__What needs to be done__
Send back all the data below, exactly as given.

* START Provided data *

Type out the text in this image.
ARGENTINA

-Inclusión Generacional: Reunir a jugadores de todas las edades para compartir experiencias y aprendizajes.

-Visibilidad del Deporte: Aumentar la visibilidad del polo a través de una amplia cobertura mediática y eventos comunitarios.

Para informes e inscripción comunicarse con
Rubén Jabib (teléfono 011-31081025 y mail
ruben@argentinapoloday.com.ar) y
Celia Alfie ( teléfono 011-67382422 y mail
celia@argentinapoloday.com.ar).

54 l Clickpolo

* END Provided data *

__Full output__
Type out the text in this image.
ARGENTINA

-Inclusión Generacional: Reunir a jugadores de todas las edades para compartir experiencias y aprendizajes.

-Visibilidad del Deporte: Aumentar la visibilidad del polo a través de una amplia cobertura mediática y eventos comunitarios.

Para informes e inscripción comunicarse con
Rubén Jabib (teléfono 011-31081025 y mail
ruben@argentinapoloday.com.ar) y
Celia Alfie ( teléfono 011-67382422 y mail
celia@argentinapoloday.com.ar).

54 l Clickpolo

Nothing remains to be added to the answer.